**Exercise instructions:**
Reproduce the listing exactly and skip over any pictures.

**Data supplied:**

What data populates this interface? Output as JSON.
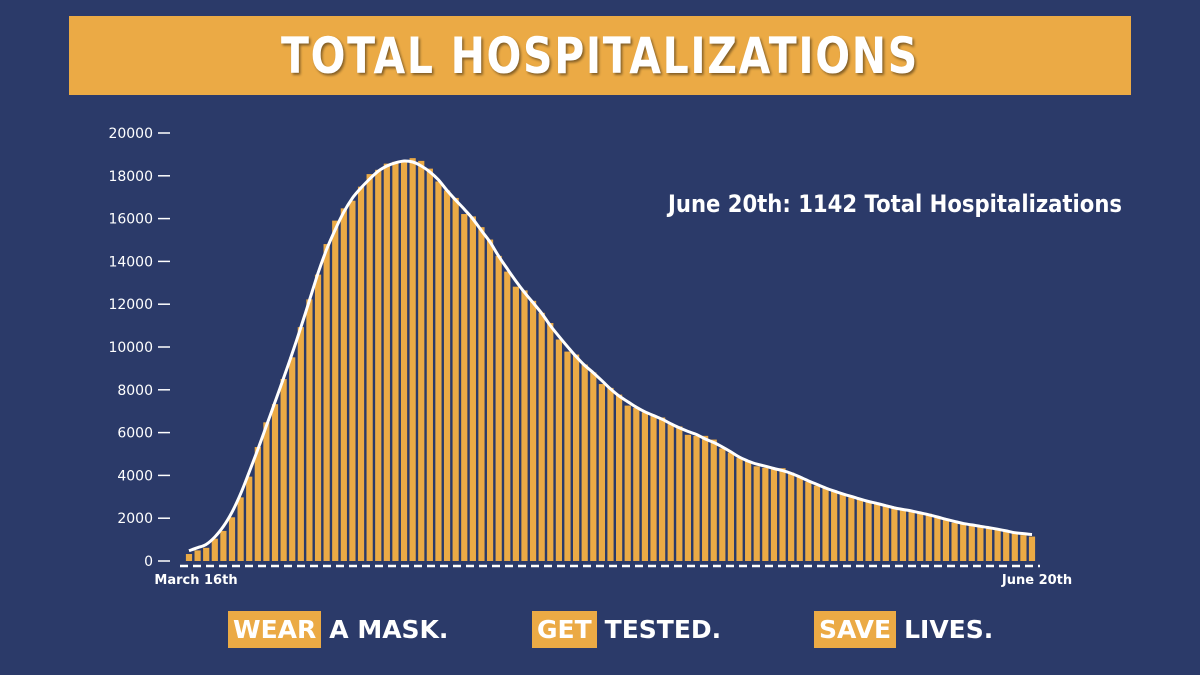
{
  "title": "TOTAL HOSPITALIZATIONS",
  "colors": {
    "background": "#2b3a69",
    "accent": "#ebaa45",
    "bar": "#ebaa45",
    "line": "#ffffff",
    "text": "#ffffff"
  },
  "slogans": [
    {
      "highlight": "WEAR",
      "rest": "A MASK."
    },
    {
      "highlight": "GET",
      "rest": "TESTED."
    },
    {
      "highlight": "SAVE",
      "rest": "LIVES."
    }
  ],
  "chart_data": {
    "type": "bar",
    "title": "",
    "xlabel": "",
    "ylabel": "",
    "ylim": [
      0,
      20000
    ],
    "yticks": [
      0,
      2000,
      4000,
      6000,
      8000,
      10000,
      12000,
      14000,
      16000,
      18000,
      20000
    ],
    "x_start_label": "March 16th",
    "x_end_label": "June 20th",
    "annotation": "June 20th: 1142 Total Hospitalizations",
    "legend": "none",
    "grid": false,
    "trend_line": "smoothed average of series values",
    "series": [
      {
        "values": [
          326,
          496,
          617,
          1042,
          1406,
          2043,
          2974,
          3943,
          5327,
          6481,
          7328,
          8503,
          9517,
          10929,
          12226,
          13383,
          14810,
          15905,
          16479,
          16837,
          17493,
          18079,
          18279,
          18569,
          18654,
          18707,
          18825,
          18697,
          18335,
          17735,
          17316,
          16967,
          16213,
          16103,
          15599,
          15021,
          14258,
          13524,
          12819,
          12646,
          12159,
          11598,
          11121,
          10350,
          9786,
          9647,
          9179,
          8811,
          8268,
          8089,
          7776,
          7262,
          7154,
          6946,
          6786,
          6706,
          6394,
          6290,
          5897,
          5842,
          5848,
          5674,
          5262,
          5063,
          4808,
          4689,
          4425,
          4359,
          4348,
          4335,
          4134,
          3946,
          3704,
          3523,
          3417,
          3304,
          3107,
          2976,
          2882,
          2815,
          2676,
          2555,
          2518,
          2361,
          2306,
          2288,
          2211,
          2071,
          1911,
          1789,
          1768,
          1705,
          1597,
          1571,
          1477,
          1420,
          1356,
          1210,
          1142
        ]
      }
    ]
  }
}
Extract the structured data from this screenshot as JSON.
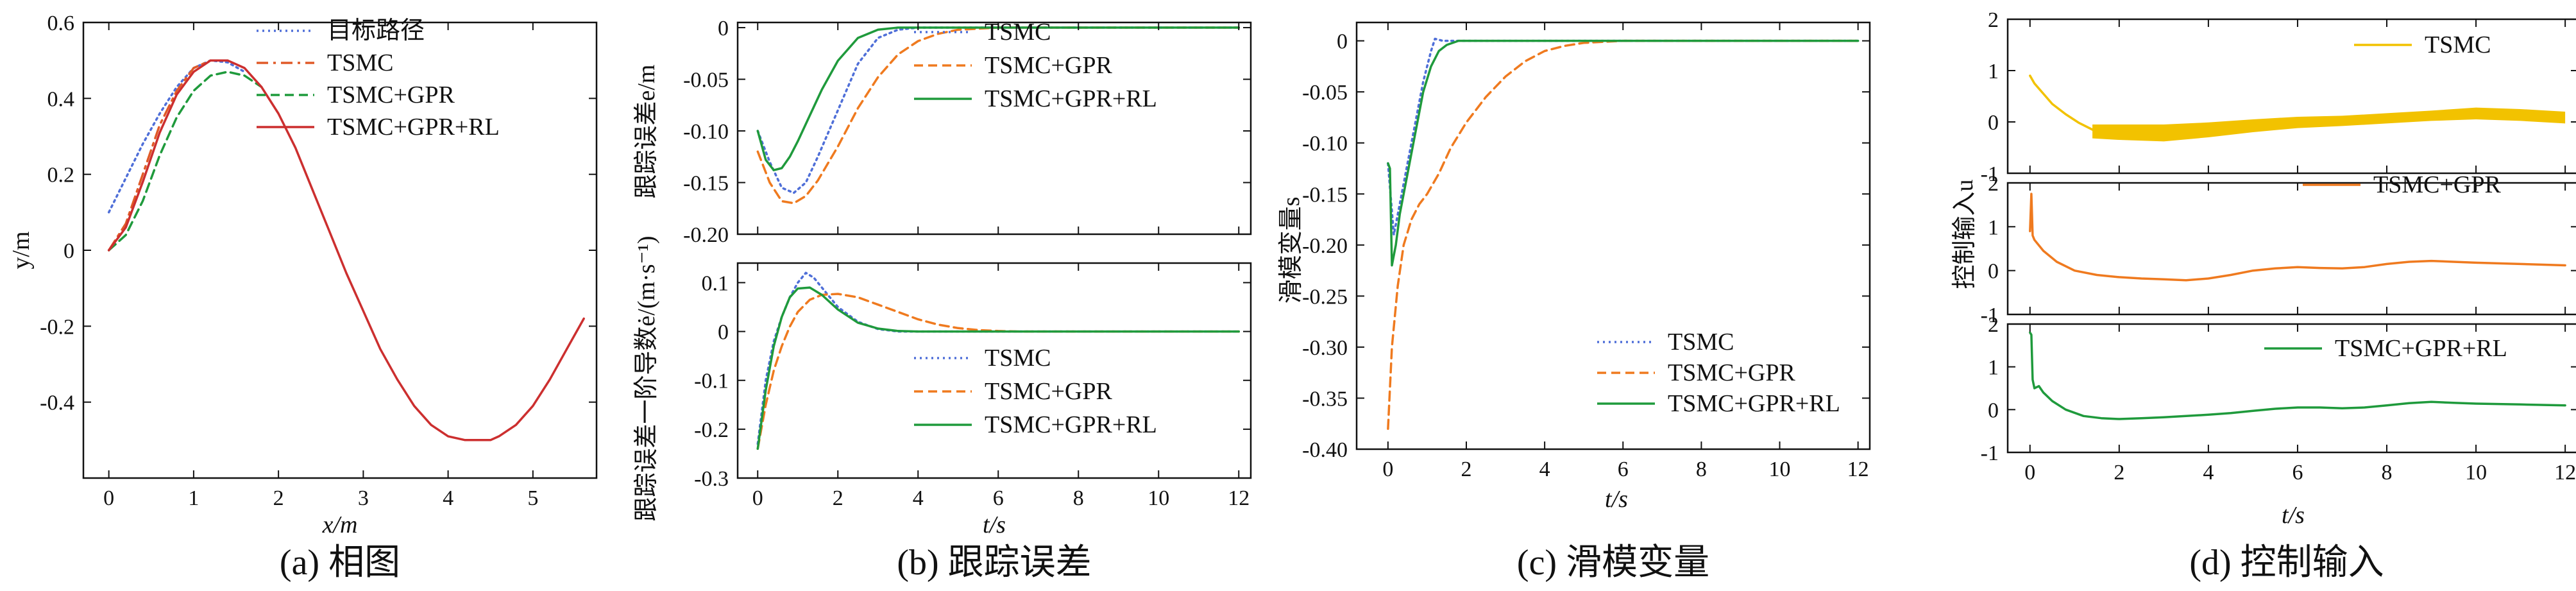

**Finished exercise:**
What data populates this interface? Output as JSON.
{
  "title": "TOTAL HOSPITALIZATIONS",
  "colors": {
    "background": "#2b3a69",
    "accent": "#ebaa45",
    "bar": "#ebaa45",
    "line": "#ffffff",
    "text": "#ffffff"
  },
  "slogans": [
    {
      "highlight": "WEAR",
      "rest": "A MASK."
    },
    {
      "highlight": "GET",
      "rest": "TESTED."
    },
    {
      "highlight": "SAVE",
      "rest": "LIVES."
    }
  ],
  "chart_data": {
    "type": "bar",
    "title": "",
    "xlabel": "",
    "ylabel": "",
    "ylim": [
      0,
      20000
    ],
    "yticks": [
      0,
      2000,
      4000,
      6000,
      8000,
      10000,
      12000,
      14000,
      16000,
      18000,
      20000
    ],
    "x_start_label": "March 16th",
    "x_end_label": "June 20th",
    "annotation": "June 20th: 1142 Total Hospitalizations",
    "legend": "none",
    "grid": false,
    "trend_line": "smoothed average of series values",
    "series": [
      {
        "values": [
          326,
          496,
          617,
          1042,
          1406,
          2043,
          2974,
          3943,
          5327,
          6481,
          7328,
          8503,
          9517,
          10929,
          12226,
          13383,
          14810,
          15905,
          16479,
          16837,
          17493,
          18079,
          18279,
          18569,
          18654,
          18707,
          18825,
          18697,
          18335,
          17735,
          17316,
          16967,
          16213,
          16103,
          15599,
          15021,
          14258,
          13524,
          12819,
          12646,
          12159,
          11598,
          11121,
          10350,
          9786,
          9647,
          9179,
          8811,
          8268,
          8089,
          7776,
          7262,
          7154,
          6946,
          6786,
          6706,
          6394,
          6290,
          5897,
          5842,
          5848,
          5674,
          5262,
          5063,
          4808,
          4689,
          4425,
          4359,
          4348,
          4335,
          4134,
          3946,
          3704,
          3523,
          3417,
          3304,
          3107,
          2976,
          2882,
          2815,
          2676,
          2555,
          2518,
          2361,
          2306,
          2288,
          2211,
          2071,
          1911,
          1789,
          1768,
          1705,
          1597,
          1571,
          1477,
          1420,
          1356,
          1210,
          1142
        ]
      }
    ]
  }
}
Extract the structured data from this screenshot as JSON.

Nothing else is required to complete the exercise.